### Your goal
Each record below should be output verbatim, without pictures.
────────────────────
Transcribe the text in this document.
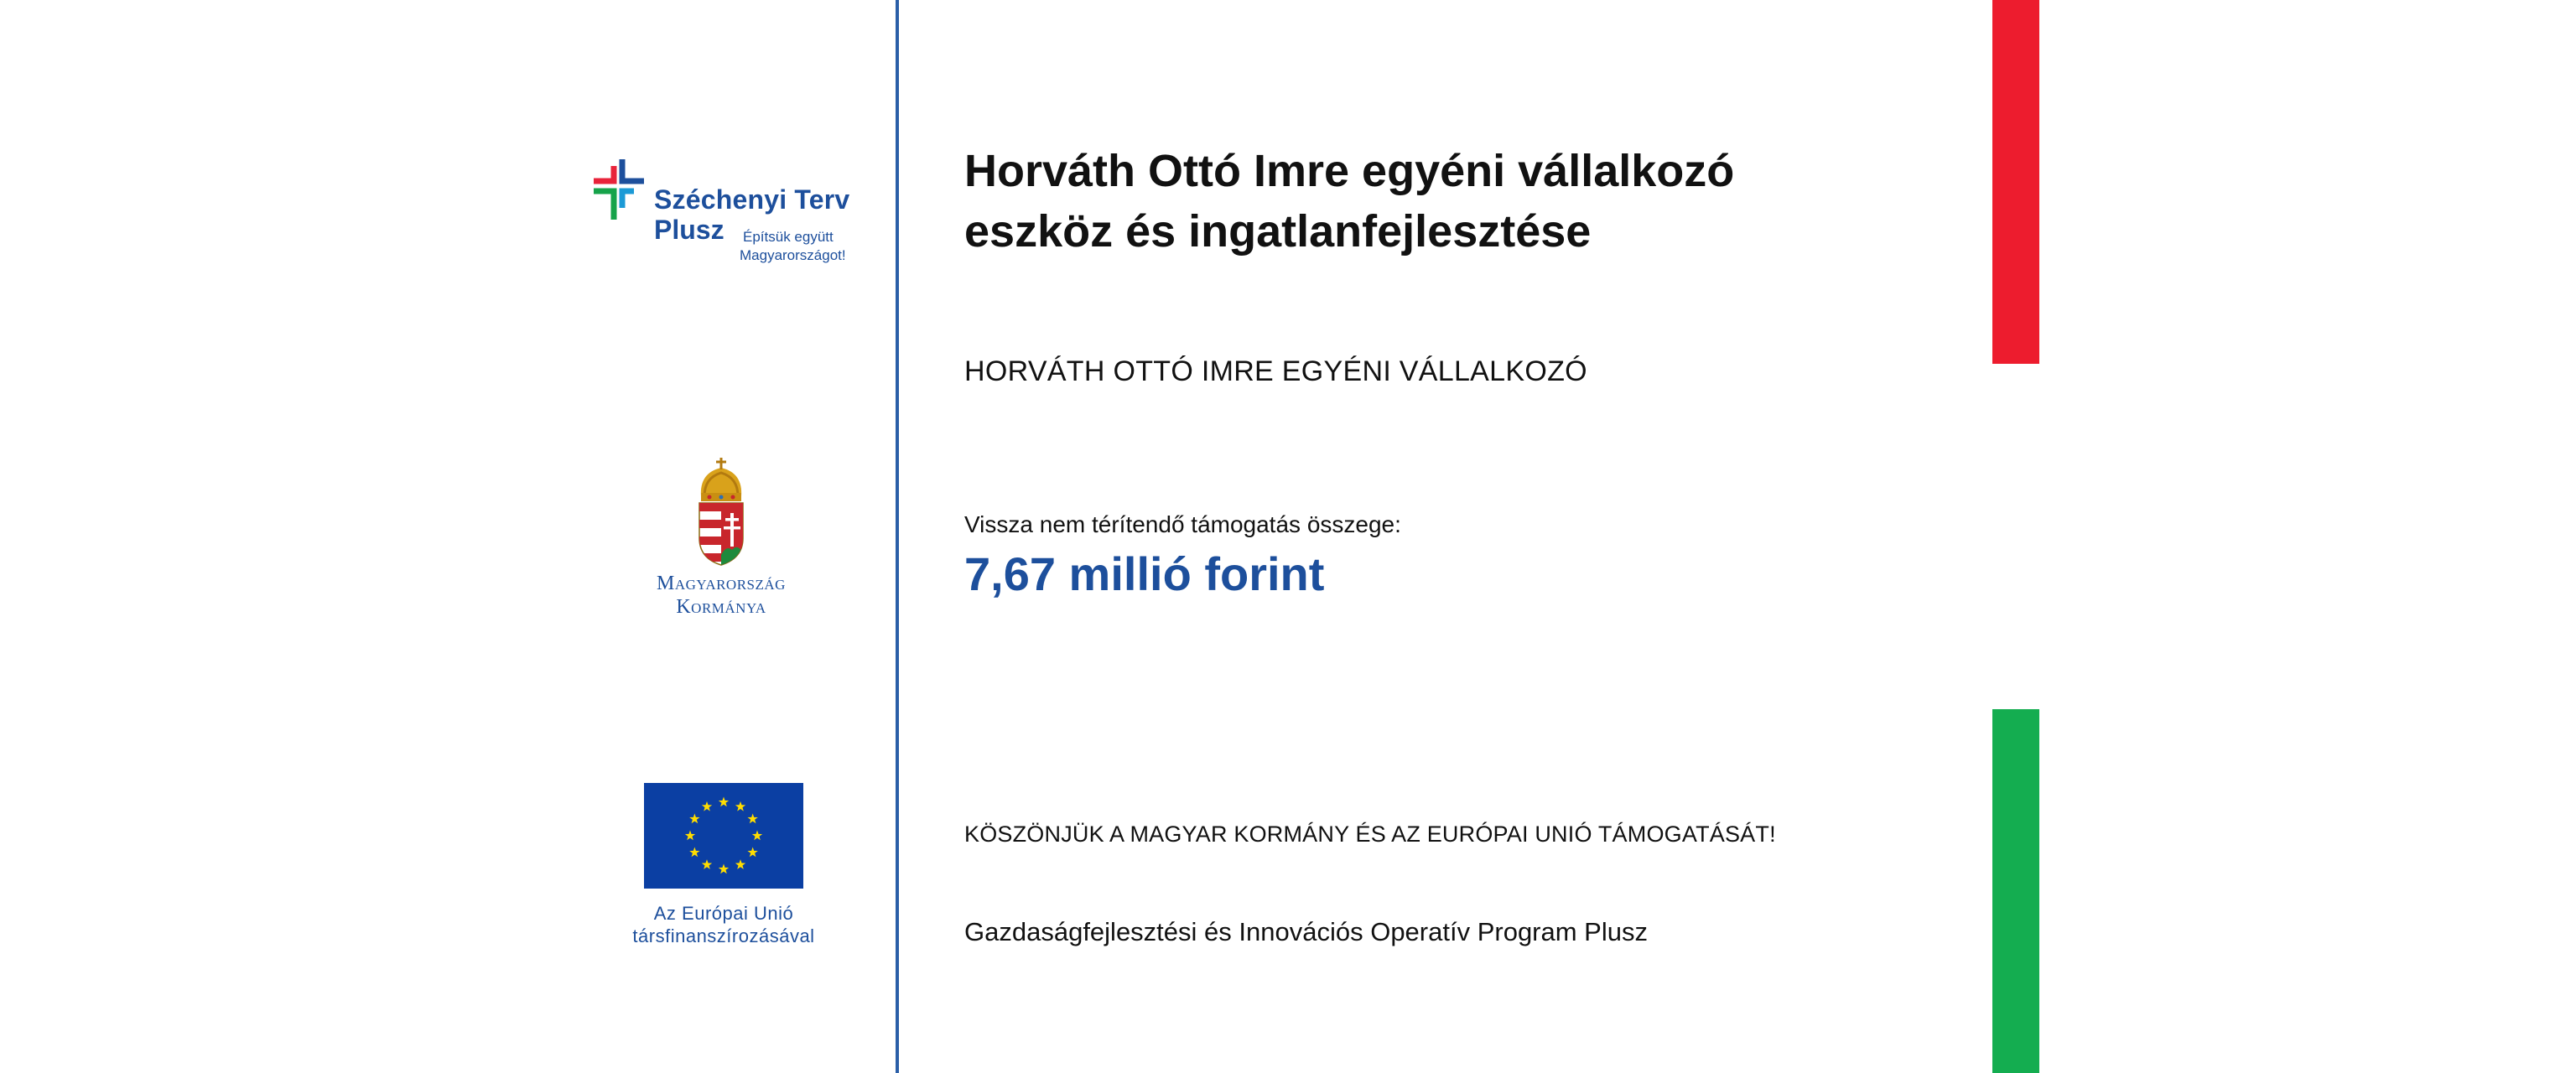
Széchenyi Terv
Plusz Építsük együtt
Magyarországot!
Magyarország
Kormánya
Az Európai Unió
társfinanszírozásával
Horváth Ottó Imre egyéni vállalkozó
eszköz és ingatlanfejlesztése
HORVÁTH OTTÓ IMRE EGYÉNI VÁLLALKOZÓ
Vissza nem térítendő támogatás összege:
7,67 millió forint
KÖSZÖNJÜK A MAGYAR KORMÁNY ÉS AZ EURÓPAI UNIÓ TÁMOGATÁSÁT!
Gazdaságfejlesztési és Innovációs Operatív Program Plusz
────────────────────
### Correct result
Transcribe the text in this document.
Széchenyi Terv
Plusz Építsük együtt
Magyarországot!
Magyarország
Kormánya
Az Európai Unió
társfinanszírozásával
Horváth Ottó Imre egyéni vállalkozó
eszköz és ingatlanfejlesztése
HORVÁTH OTTÓ IMRE EGYÉNI VÁLLALKOZÓ
Vissza nem térítendő támogatás összege:
7,67 millió forint
KÖSZÖNJÜK A MAGYAR KORMÁNY ÉS AZ EURÓPAI UNIÓ TÁMOGATÁSÁT!
Gazdaságfejlesztési és Innovációs Operatív Program Plusz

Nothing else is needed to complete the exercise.